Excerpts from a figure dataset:
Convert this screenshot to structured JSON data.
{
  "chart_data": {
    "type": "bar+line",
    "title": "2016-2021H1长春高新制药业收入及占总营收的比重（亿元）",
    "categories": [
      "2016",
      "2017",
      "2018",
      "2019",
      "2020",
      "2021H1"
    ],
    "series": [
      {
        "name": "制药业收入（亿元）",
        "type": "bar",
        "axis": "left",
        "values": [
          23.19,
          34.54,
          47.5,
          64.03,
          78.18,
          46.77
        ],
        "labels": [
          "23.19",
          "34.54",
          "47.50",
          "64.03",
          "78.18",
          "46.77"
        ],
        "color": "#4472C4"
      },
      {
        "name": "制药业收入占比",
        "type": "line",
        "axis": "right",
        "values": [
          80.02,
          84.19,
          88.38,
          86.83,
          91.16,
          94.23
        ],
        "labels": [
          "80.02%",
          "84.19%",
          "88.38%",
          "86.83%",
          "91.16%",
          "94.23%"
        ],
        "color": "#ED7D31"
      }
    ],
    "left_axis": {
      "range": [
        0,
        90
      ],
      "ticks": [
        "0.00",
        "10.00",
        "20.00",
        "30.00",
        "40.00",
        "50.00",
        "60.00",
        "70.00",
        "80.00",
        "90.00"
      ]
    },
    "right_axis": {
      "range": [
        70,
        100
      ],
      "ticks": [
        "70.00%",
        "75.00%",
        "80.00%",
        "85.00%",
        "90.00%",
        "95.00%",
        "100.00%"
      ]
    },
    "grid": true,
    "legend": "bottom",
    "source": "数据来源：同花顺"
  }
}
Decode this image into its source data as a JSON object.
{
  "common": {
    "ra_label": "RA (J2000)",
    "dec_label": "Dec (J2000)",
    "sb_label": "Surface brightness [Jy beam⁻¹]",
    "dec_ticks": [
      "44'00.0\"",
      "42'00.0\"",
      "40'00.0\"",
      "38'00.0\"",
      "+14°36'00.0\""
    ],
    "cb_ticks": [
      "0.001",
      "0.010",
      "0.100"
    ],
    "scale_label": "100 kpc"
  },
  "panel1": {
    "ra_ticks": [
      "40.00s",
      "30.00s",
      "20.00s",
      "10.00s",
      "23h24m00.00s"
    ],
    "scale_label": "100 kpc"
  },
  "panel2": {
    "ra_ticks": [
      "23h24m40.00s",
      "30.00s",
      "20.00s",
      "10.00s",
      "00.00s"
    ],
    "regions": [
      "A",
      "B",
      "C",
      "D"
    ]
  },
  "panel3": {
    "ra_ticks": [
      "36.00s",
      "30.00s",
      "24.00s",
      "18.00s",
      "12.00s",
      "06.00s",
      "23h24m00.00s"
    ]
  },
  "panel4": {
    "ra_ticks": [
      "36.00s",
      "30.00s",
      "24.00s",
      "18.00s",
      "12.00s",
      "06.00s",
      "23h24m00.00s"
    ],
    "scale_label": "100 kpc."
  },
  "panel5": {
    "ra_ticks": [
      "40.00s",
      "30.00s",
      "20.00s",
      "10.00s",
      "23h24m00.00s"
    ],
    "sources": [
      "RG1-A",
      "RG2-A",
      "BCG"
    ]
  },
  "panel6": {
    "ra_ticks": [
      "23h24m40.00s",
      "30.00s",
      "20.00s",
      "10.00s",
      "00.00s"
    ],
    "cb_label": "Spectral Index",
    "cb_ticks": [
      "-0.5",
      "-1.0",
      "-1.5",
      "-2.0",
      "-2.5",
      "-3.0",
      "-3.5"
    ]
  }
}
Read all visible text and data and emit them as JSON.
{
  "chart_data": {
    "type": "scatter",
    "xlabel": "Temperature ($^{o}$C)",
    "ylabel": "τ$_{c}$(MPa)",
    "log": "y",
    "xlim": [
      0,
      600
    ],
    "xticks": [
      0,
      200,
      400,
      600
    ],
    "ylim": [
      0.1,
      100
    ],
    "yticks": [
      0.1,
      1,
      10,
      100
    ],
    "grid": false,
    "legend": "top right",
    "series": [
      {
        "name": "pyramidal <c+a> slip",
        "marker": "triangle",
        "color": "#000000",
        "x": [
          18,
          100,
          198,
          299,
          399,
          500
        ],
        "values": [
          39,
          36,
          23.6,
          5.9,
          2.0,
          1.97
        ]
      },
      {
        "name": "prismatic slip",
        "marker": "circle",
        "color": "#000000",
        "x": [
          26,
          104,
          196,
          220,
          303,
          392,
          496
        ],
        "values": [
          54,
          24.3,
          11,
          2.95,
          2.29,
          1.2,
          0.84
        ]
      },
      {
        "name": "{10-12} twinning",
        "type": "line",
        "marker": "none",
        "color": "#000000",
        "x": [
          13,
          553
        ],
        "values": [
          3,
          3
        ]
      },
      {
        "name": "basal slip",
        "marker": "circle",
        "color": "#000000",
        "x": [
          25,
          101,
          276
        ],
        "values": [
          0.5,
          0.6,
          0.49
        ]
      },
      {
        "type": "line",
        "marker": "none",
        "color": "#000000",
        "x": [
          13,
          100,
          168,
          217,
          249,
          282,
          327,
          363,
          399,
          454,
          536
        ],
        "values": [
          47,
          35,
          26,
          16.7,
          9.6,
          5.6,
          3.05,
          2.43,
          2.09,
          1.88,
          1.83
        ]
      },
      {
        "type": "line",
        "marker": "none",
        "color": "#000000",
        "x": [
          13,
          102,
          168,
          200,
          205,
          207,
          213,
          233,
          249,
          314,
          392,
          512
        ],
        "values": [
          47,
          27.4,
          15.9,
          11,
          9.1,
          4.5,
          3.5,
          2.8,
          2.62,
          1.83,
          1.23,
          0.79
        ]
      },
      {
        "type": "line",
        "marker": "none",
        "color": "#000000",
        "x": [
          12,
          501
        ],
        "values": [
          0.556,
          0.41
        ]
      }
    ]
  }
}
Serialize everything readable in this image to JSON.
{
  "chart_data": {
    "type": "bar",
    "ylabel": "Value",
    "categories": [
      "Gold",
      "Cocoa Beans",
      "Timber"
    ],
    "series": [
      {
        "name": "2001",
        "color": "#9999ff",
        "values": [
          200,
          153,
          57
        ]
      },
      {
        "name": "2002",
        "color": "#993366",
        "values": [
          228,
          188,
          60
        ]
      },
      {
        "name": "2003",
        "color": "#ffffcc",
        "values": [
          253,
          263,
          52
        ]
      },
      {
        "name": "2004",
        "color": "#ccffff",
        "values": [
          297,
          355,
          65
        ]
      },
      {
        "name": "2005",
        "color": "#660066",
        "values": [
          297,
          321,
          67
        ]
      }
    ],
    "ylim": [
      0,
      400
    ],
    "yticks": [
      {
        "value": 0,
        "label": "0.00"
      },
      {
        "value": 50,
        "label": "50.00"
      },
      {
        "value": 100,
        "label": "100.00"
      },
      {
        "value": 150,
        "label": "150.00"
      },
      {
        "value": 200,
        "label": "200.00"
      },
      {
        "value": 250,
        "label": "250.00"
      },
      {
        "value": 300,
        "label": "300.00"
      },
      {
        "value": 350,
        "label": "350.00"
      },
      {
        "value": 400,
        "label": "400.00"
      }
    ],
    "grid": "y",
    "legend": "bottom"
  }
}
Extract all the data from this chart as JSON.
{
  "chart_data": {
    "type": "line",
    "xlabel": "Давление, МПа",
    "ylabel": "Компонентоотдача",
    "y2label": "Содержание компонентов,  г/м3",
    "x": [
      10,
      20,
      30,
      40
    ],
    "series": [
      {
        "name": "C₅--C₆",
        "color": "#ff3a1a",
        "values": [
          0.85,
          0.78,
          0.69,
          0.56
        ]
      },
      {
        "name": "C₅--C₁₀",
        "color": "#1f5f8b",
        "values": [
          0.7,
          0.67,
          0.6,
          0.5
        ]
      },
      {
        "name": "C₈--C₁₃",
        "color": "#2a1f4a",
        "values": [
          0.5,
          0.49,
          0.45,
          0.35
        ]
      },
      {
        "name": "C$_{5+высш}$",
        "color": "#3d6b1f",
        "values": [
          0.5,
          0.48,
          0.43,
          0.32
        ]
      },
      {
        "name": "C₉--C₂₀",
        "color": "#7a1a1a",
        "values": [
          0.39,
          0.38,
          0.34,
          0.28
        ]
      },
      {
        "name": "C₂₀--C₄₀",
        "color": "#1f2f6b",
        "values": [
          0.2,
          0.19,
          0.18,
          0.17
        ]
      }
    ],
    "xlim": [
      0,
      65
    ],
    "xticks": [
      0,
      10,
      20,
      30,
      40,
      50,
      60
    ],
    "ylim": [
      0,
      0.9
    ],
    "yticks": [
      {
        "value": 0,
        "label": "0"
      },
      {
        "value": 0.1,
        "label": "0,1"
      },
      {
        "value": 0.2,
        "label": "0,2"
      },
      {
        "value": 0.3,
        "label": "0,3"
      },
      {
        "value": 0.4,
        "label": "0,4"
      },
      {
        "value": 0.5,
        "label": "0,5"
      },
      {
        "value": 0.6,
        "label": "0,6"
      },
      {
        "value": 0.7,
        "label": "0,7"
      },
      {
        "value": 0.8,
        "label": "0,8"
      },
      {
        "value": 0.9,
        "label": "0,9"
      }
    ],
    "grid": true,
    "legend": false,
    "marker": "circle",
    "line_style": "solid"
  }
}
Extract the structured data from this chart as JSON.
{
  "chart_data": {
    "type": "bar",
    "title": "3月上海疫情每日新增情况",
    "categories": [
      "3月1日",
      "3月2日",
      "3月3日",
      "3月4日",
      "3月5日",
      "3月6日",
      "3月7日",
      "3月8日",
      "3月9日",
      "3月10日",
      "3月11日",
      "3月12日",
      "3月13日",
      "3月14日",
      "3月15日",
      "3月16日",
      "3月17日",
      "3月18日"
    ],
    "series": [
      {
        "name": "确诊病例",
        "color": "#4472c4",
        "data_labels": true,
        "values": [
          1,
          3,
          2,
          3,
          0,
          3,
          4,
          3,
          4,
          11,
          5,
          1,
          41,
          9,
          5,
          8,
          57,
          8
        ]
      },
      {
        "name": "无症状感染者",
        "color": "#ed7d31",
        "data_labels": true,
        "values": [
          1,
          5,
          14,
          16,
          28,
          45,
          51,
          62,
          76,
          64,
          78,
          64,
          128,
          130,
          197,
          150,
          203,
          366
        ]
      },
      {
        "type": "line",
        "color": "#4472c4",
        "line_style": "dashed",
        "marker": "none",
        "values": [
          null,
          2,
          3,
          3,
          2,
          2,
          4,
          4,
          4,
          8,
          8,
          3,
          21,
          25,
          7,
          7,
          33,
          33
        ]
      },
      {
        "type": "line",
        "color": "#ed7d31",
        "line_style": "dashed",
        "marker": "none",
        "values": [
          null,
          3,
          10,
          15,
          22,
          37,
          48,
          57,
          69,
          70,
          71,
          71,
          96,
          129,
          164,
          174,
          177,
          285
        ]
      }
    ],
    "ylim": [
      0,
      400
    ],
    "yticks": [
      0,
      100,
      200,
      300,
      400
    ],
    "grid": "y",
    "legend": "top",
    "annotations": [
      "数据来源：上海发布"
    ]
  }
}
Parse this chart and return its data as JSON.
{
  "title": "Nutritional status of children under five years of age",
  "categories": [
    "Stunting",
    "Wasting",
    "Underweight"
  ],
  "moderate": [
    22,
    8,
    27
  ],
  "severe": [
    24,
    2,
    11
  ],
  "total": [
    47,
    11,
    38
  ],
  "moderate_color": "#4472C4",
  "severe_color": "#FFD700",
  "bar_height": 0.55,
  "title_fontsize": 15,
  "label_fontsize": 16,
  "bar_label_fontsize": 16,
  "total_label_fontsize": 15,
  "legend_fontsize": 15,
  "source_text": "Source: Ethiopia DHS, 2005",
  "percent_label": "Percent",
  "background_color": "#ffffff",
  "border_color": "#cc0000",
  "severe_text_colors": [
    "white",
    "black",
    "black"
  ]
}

Task brief: Read the entries and select each line where the word "this" is found.

Solution to the exercise:
Convert this screenshot to structured JSON data.
Decode this image into its source data as a JSON object.
Serialize everything readable in this image to JSON.
Extract all the data from this chart as JSON.
Extract the structured data from this chart as JSON.
Parse this chart and return its data as JSON.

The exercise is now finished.